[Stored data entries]
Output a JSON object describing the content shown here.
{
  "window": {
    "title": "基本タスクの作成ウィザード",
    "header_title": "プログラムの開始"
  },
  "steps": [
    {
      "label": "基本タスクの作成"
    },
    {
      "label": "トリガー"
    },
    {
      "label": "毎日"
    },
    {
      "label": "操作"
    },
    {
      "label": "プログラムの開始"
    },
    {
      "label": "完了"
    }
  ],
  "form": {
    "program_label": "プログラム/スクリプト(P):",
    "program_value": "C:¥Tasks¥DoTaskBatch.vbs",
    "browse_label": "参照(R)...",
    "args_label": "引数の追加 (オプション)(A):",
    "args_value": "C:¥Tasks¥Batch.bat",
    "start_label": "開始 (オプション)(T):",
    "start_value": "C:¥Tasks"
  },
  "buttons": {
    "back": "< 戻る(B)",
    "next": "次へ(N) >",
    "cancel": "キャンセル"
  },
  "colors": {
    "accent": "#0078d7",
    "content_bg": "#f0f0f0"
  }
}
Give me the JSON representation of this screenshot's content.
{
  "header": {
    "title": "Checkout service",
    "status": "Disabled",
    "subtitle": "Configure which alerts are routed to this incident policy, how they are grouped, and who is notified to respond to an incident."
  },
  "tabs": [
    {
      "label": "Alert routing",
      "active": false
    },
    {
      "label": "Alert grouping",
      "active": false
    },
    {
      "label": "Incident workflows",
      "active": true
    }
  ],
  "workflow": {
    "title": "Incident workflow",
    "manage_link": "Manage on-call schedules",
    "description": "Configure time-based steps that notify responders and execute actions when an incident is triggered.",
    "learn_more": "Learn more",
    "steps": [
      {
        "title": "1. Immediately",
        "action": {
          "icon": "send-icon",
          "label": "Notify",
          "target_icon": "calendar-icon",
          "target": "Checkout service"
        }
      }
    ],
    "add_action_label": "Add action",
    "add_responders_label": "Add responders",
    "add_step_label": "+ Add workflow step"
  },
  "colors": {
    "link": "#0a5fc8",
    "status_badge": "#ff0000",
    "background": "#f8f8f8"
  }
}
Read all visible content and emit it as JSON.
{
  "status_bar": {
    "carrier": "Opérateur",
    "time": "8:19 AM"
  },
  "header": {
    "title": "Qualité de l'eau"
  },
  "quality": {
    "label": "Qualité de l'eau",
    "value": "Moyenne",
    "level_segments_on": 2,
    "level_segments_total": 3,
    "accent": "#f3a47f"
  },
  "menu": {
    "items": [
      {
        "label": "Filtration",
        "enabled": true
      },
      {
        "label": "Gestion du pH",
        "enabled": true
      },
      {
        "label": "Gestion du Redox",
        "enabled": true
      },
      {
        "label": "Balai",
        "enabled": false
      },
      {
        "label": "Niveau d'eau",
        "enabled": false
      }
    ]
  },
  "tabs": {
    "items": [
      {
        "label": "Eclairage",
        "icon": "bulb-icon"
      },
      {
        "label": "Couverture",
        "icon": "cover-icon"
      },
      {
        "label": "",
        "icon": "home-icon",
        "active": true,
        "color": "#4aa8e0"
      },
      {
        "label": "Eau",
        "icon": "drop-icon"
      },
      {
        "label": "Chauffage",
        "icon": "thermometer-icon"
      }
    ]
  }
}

# Task requirements:
Identify lines with the string "service". Copy each one.

# The completed task:
    "title": "Checkout service",
          "target": "Checkout service"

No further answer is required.